* THE EXERCISE
Output all the data exactly. Pictures do not belong in the copy.

* DATASET
= = = = = = =
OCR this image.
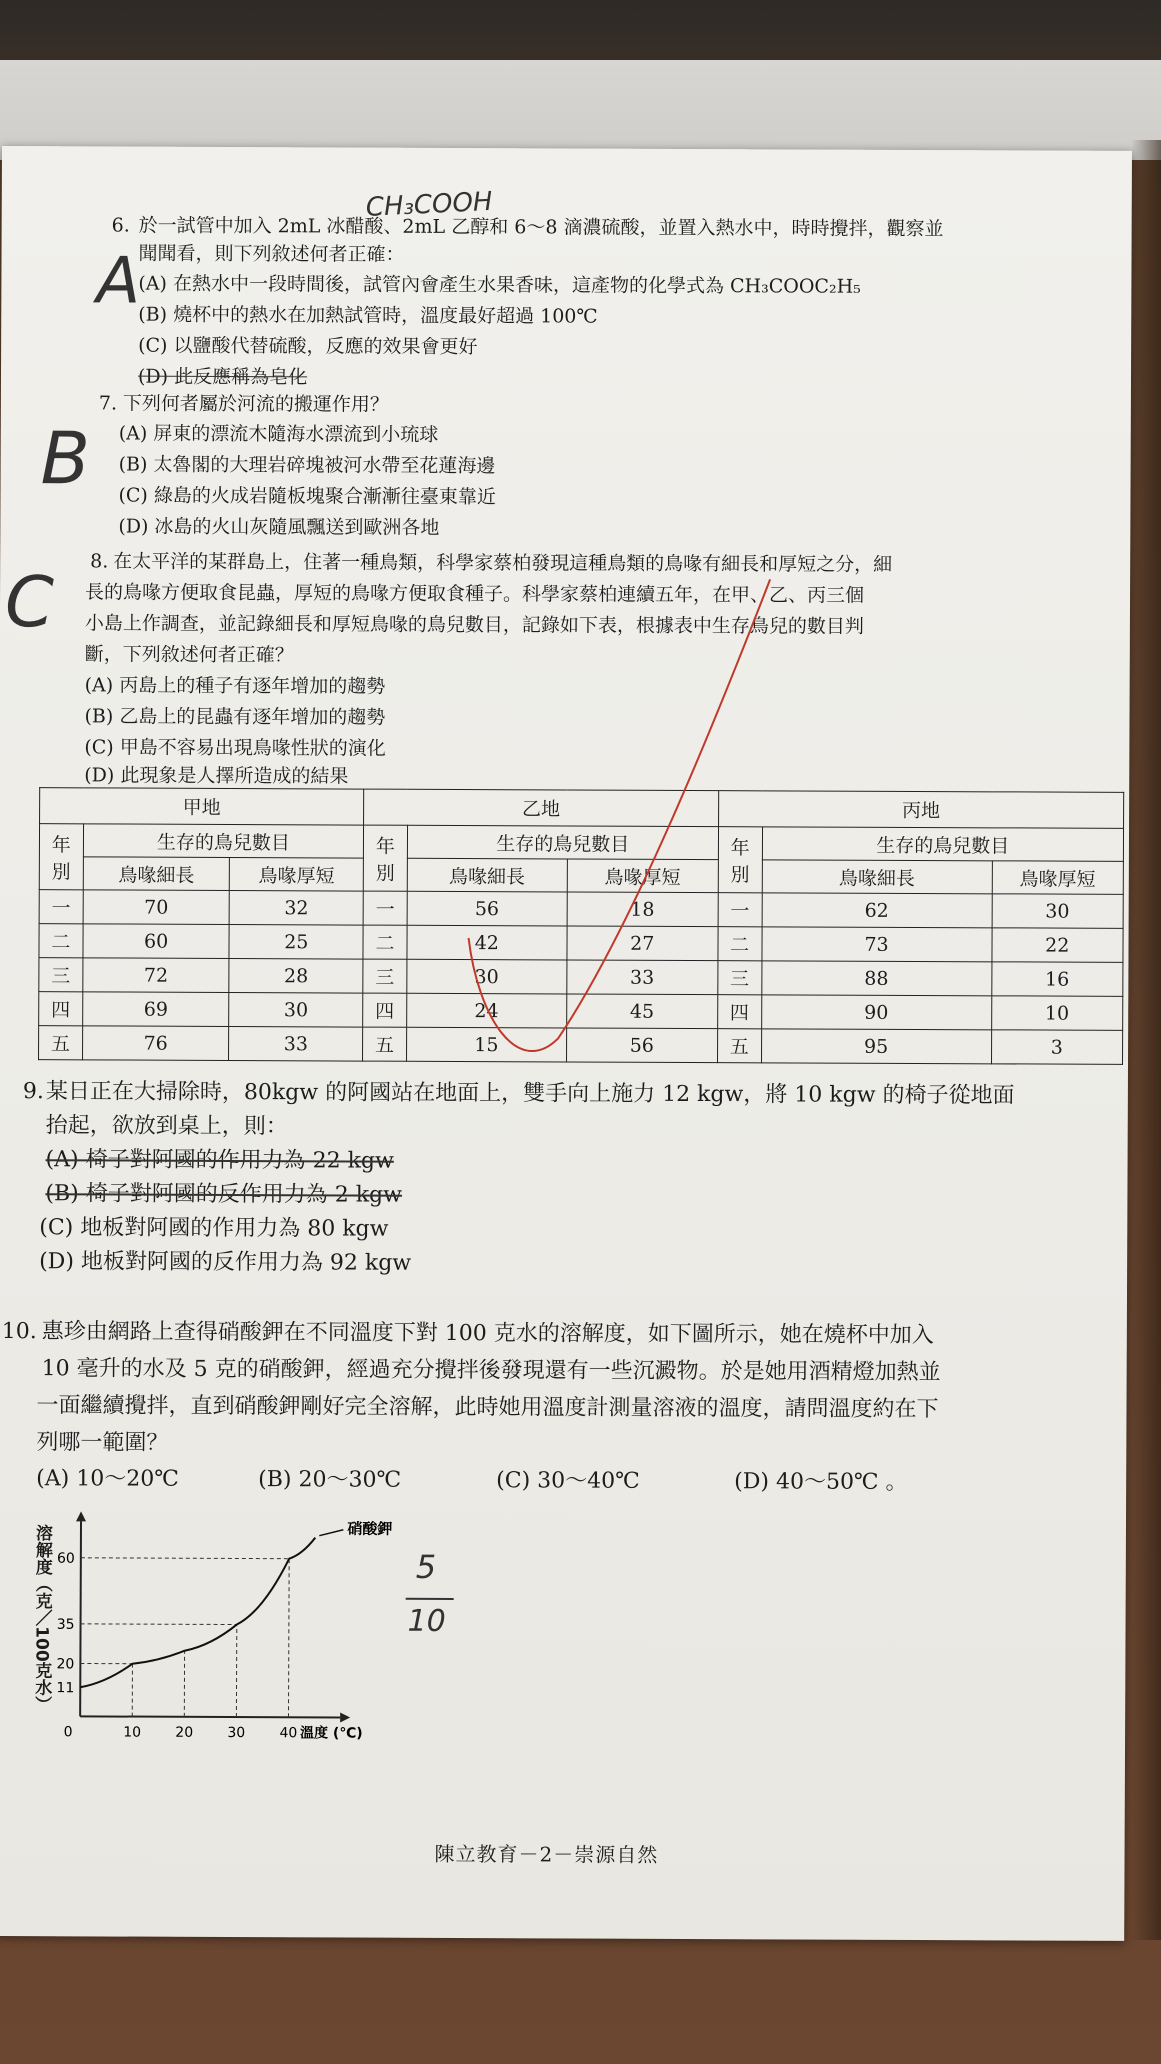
CH₃COOH
6. 於一試管中加入 2mL 冰醋酸、2mL 乙醇和 6～8 滴濃硫酸，並置入熱水中，時時攪拌，觀察並
聞聞看，則下列敘述何者正確：
A
(A) 在熱水中一段時間後，試管內會產生水果香味，這產物的化學式為 CH₃COOC₂H₅
(B) 燒杯中的熱水在加熱試管時，溫度最好超過 100℃
(C) 以鹽酸代替硫酸，反應的效果會更好
(D) 此反應稱為皂化
7. 下列何者屬於河流的搬運作用？
B (A) 屏東的漂流木隨海水漂流到小琉球
(B) 太魯閣的大理岩碎塊被河水帶至花蓮海邊
(C) 綠島的火成岩隨板塊聚合漸漸往臺東靠近
(D) 冰島的火山灰隨風飄送到歐洲各地
8. 在太平洋的某群島上，住著一種鳥類，科學家蔡柏發現這種鳥類的鳥喙有細長和厚短之分，細
長的鳥喙方便取食昆蟲，厚短的鳥喙方便取食種子。科學家蔡柏連續五年，在甲、乙、丙三個
小島上作調查，並記錄細長和厚短鳥喙的鳥兒數目，記錄如下表，根據表中生存鳥兒的數目判
斷，下列敘述何者正確？
C
(A) 丙島上的種子有逐年增加的趨勢
(B) 乙島上的昆蟲有逐年增加的趨勢
(C) 甲島不容易出現鳥喙性狀的演化
(D) 此現象是人擇所造成的結果
甲地			乙地			丙地		
年
別	生存的鳥兒數目		年
別	生存的鳥兒數目		年
別	生存的鳥兒數目	
	鳥喙細長	鳥喙厚短		鳥喙細長	鳥喙厚短		鳥喙細長	鳥喙厚短
一	70	32	一	56	18	一	62	30
二	60	25	二	42	27	二	73	22
三	72	28	三	30	33	三	88	16
四	69	30	四	24	45	四	90	10
五	76	33	五	15	56	五	95	3
9. 某日正在大掃除時，80kgw 的阿國站在地面上，雙手向上施力 12 kgw，將 10 kgw 的椅子從地面
抬起，欲放到桌上，則：
(A) 椅子對阿國的作用力為 22 kgw
(B) 椅子對阿國的反作用力為 2 kgw
(C) 地板對阿國的作用力為 80 kgw
(D) 地板對阿國的反作用力為 92 kgw
10. 惠珍由網路上查得硝酸鉀在不同溫度下對 100 克水的溶解度，如下圖所示，她在燒杯中加入
10 毫升的水及 5 克的硝酸鉀，經過充分攪拌後發現還有一些沉澱物。於是她用酒精燈加熱並
一面繼續攪拌，直到硝酸鉀剛好完全溶解，此時她用溫度計測量溶液的溫度，請問溫度約在下
列哪一範圍？
(A) 10～20℃	(B) 20～30℃	(C) 30～40℃	(D) 40～50℃ 。
5
10
溶解度（克／100克水） 60
35
20
11
10 20 30 40
0	溫度 (℃)
硝酸鉀
陳立教育－2－崇源自然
= = = = = = =
* SOLUTION FOR THIS PROBLEM
OCR this image.
CH₃COOH
6. 於一試管中加入 2mL 冰醋酸、2mL 乙醇和 6～8 滴濃硫酸，並置入熱水中，時時攪拌，觀察並
聞聞看，則下列敘述何者正確：
A
(A) 在熱水中一段時間後，試管內會產生水果香味，這產物的化學式為 CH₃COOC₂H₅
(B) 燒杯中的熱水在加熱試管時，溫度最好超過 100℃
(C) 以鹽酸代替硫酸，反應的效果會更好
(D) 此反應稱為皂化
7. 下列何者屬於河流的搬運作用？
B (A) 屏東的漂流木隨海水漂流到小琉球
(B) 太魯閣的大理岩碎塊被河水帶至花蓮海邊
(C) 綠島的火成岩隨板塊聚合漸漸往臺東靠近
(D) 冰島的火山灰隨風飄送到歐洲各地
8. 在太平洋的某群島上，住著一種鳥類，科學家蔡柏發現這種鳥類的鳥喙有細長和厚短之分，細
長的鳥喙方便取食昆蟲，厚短的鳥喙方便取食種子。科學家蔡柏連續五年，在甲、乙、丙三個
小島上作調查，並記錄細長和厚短鳥喙的鳥兒數目，記錄如下表，根據表中生存鳥兒的數目判
斷，下列敘述何者正確？
C
(A) 丙島上的種子有逐年增加的趨勢
(B) 乙島上的昆蟲有逐年增加的趨勢
(C) 甲島不容易出現鳥喙性狀的演化
(D) 此現象是人擇所造成的結果
甲地			乙地			丙地		
年
別	生存的鳥兒數目		年
別	生存的鳥兒數目		年
別	生存的鳥兒數目	
	鳥喙細長	鳥喙厚短		鳥喙細長	鳥喙厚短		鳥喙細長	鳥喙厚短
一	70	32	一	56	18	一	62	30
二	60	25	二	42	27	二	73	22
三	72	28	三	30	33	三	88	16
四	69	30	四	24	45	四	90	10
五	76	33	五	15	56	五	95	3
9. 某日正在大掃除時，80kgw 的阿國站在地面上，雙手向上施力 12 kgw，將 10 kgw 的椅子從地面
抬起，欲放到桌上，則：
(A) 椅子對阿國的作用力為 22 kgw
(B) 椅子對阿國的反作用力為 2 kgw
(C) 地板對阿國的作用力為 80 kgw
(D) 地板對阿國的反作用力為 92 kgw
10. 惠珍由網路上查得硝酸鉀在不同溫度下對 100 克水的溶解度，如下圖所示，她在燒杯中加入
10 毫升的水及 5 克的硝酸鉀，經過充分攪拌後發現還有一些沉澱物。於是她用酒精燈加熱並
一面繼續攪拌，直到硝酸鉀剛好完全溶解，此時她用溫度計測量溶液的溫度，請問溫度約在下
列哪一範圍？
(A) 10～20℃	(B) 20～30℃	(C) 30～40℃	(D) 40～50℃ 。
5
10
溶解度（克／100克水） 60
35
20
11
10 20 30 40
0	溫度 (℃)
硝酸鉀
陳立教育－2－崇源自然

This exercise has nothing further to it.